[WORK TO BE COMPLETED]
Only lines holding the word "drift" should be copied from the material.

[RECORDS SUPPLIED]
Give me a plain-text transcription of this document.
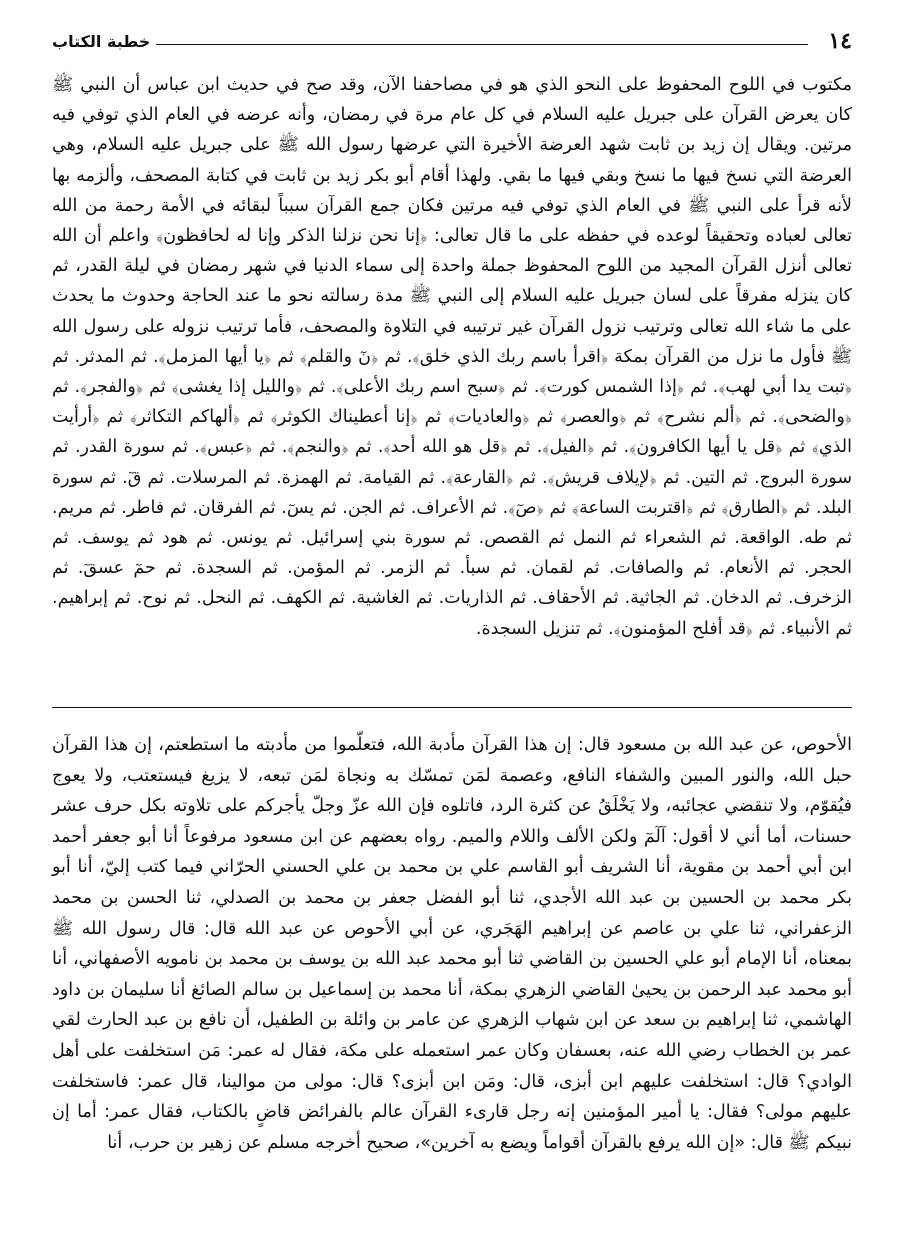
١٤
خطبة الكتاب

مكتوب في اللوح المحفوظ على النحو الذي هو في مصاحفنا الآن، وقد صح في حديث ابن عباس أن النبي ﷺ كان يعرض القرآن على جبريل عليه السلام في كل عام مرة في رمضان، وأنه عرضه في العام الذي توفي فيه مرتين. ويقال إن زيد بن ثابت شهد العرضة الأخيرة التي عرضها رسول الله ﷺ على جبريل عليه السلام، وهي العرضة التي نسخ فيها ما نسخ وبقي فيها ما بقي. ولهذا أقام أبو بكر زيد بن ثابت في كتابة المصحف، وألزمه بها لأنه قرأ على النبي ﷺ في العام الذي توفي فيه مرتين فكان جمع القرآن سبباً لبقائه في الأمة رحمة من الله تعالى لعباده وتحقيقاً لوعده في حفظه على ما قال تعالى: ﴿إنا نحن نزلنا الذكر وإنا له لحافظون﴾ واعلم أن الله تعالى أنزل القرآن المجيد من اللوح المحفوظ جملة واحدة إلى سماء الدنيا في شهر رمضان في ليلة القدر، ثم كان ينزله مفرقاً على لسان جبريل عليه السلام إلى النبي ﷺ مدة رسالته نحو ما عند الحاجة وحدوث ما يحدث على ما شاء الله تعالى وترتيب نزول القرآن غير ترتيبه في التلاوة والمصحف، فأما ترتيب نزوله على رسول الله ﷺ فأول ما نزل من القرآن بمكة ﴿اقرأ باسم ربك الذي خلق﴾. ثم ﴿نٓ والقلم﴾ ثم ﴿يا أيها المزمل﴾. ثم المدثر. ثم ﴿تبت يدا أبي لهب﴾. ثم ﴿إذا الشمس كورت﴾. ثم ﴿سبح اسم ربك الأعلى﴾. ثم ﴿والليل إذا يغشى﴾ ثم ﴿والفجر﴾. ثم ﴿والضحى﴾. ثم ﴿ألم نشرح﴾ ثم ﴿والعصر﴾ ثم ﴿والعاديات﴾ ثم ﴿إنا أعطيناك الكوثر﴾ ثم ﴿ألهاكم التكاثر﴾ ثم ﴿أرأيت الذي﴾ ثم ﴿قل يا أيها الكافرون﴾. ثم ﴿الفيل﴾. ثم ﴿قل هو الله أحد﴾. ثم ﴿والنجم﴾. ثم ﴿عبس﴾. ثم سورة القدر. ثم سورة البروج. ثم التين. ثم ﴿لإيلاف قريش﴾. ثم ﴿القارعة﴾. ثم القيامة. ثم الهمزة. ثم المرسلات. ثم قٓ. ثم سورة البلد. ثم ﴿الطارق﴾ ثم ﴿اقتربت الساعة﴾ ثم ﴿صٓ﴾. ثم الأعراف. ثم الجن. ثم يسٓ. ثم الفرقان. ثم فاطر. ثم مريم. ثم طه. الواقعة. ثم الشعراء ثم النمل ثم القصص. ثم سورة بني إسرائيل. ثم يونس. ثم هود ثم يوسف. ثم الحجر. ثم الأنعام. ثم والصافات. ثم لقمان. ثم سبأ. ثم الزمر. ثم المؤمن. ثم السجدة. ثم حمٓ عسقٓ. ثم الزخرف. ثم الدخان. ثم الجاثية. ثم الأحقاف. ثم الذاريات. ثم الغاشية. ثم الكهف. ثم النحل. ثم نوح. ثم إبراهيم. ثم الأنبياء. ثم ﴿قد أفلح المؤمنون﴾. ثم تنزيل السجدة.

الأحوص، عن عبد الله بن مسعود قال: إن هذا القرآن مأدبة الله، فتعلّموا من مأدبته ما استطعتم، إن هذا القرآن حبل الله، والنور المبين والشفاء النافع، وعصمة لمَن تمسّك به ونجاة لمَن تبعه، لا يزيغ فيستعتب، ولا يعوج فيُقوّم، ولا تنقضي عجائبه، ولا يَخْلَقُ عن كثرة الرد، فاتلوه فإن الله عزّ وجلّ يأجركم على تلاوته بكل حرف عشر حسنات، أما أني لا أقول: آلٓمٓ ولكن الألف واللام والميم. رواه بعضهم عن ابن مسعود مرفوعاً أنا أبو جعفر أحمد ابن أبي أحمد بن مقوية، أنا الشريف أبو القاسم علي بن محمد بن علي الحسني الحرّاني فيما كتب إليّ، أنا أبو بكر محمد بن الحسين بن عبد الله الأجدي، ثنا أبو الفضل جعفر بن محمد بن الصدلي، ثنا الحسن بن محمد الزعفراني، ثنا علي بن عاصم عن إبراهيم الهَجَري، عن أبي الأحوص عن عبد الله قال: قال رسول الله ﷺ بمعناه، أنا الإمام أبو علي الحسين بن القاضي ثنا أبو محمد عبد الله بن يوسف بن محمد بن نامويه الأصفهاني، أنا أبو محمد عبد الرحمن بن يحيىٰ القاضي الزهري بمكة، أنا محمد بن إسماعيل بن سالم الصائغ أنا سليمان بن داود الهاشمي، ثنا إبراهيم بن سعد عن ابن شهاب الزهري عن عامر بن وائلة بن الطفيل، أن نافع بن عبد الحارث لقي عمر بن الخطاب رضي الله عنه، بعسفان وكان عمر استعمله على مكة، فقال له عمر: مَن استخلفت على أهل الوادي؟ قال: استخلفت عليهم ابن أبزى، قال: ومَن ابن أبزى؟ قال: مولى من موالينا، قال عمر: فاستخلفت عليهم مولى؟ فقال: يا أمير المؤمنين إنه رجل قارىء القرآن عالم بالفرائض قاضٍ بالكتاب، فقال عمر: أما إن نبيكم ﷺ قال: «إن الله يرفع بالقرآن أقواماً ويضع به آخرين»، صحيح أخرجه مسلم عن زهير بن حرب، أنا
---
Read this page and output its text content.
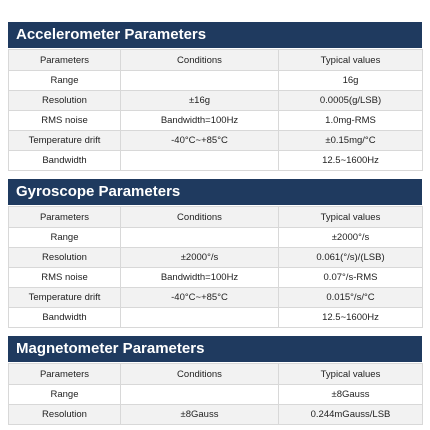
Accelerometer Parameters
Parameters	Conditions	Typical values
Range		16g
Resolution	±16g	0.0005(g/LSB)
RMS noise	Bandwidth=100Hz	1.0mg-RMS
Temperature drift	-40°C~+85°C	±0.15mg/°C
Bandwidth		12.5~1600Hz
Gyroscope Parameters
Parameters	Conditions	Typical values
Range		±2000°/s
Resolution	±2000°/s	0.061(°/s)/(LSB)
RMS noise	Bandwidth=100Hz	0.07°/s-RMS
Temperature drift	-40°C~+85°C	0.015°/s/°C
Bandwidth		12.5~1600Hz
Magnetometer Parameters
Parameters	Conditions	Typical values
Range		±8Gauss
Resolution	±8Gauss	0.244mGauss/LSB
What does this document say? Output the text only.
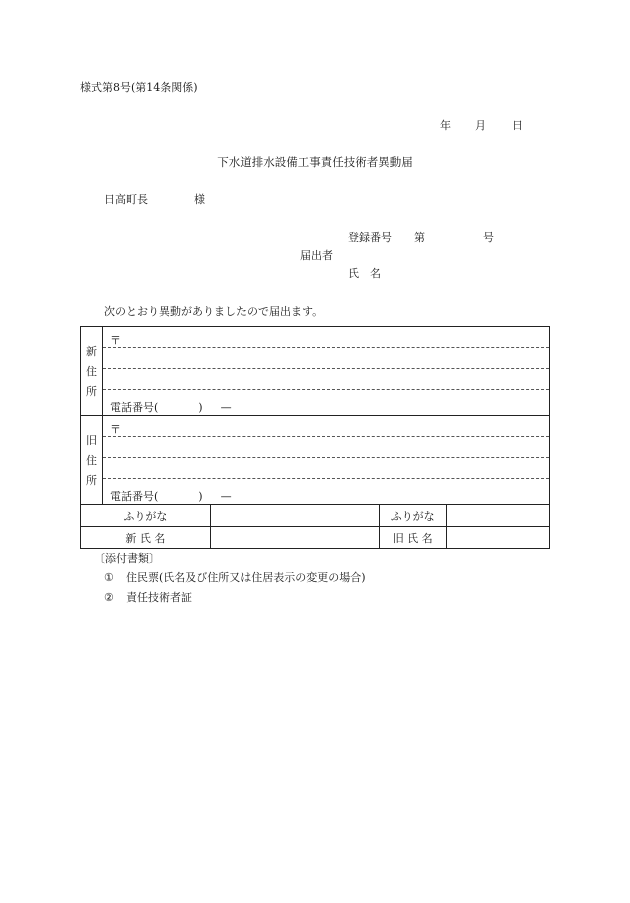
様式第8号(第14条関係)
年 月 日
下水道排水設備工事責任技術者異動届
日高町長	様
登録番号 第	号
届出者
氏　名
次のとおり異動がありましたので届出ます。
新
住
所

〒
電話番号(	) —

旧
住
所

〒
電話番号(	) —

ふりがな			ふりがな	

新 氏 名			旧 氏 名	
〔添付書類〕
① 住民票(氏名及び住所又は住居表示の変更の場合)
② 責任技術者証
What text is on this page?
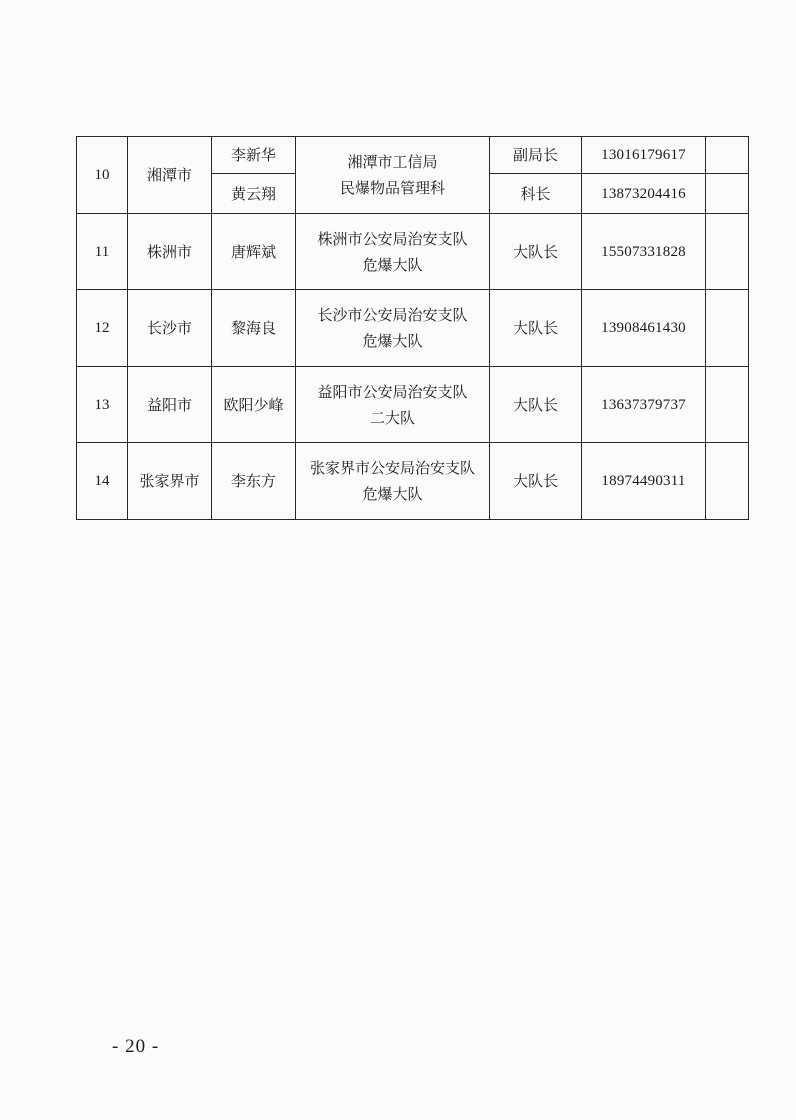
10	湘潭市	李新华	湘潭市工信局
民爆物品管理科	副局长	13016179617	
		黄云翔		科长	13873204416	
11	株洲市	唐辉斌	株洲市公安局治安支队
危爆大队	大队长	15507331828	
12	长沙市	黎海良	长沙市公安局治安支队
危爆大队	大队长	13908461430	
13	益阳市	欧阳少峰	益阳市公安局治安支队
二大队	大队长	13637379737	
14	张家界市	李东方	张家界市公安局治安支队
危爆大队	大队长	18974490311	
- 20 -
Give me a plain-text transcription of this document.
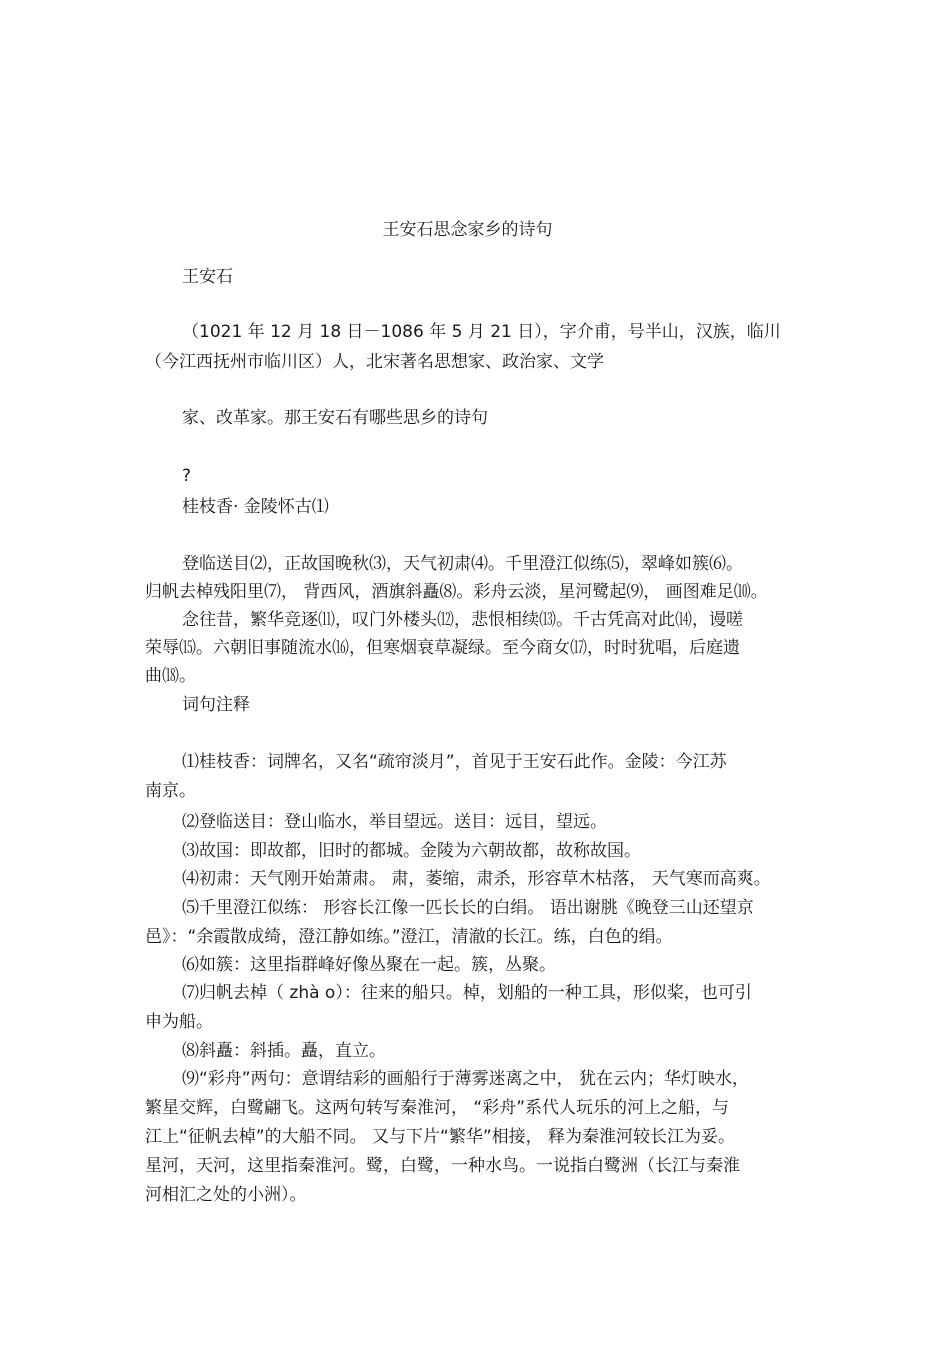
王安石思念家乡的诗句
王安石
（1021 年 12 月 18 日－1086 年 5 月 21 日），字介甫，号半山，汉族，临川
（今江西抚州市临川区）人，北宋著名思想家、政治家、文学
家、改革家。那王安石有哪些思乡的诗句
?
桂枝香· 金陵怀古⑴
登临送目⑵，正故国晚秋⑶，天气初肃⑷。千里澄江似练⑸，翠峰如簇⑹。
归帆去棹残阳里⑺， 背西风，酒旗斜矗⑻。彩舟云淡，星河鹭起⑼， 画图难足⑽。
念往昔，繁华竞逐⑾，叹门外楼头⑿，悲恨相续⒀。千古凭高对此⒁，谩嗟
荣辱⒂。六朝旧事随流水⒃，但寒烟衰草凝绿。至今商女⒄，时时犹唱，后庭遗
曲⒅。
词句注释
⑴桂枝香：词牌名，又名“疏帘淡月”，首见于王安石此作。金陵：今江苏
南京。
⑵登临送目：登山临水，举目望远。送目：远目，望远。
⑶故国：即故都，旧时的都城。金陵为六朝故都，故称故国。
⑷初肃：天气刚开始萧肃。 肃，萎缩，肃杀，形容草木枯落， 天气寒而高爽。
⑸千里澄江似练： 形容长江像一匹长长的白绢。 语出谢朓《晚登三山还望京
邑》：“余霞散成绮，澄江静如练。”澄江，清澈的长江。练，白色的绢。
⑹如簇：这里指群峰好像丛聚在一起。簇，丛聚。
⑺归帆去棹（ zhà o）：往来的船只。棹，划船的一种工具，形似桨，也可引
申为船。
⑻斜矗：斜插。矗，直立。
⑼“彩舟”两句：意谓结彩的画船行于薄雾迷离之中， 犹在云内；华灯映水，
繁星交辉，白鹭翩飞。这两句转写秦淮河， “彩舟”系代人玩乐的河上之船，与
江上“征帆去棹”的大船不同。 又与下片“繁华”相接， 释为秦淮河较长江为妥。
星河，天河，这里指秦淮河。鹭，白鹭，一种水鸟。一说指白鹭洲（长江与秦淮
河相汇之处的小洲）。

[ANSWER]
Temperature drift	-40°C~+85°C	±0.15mg/°C
Temperature drift	-40°C~+85°C	0.015°/s/°C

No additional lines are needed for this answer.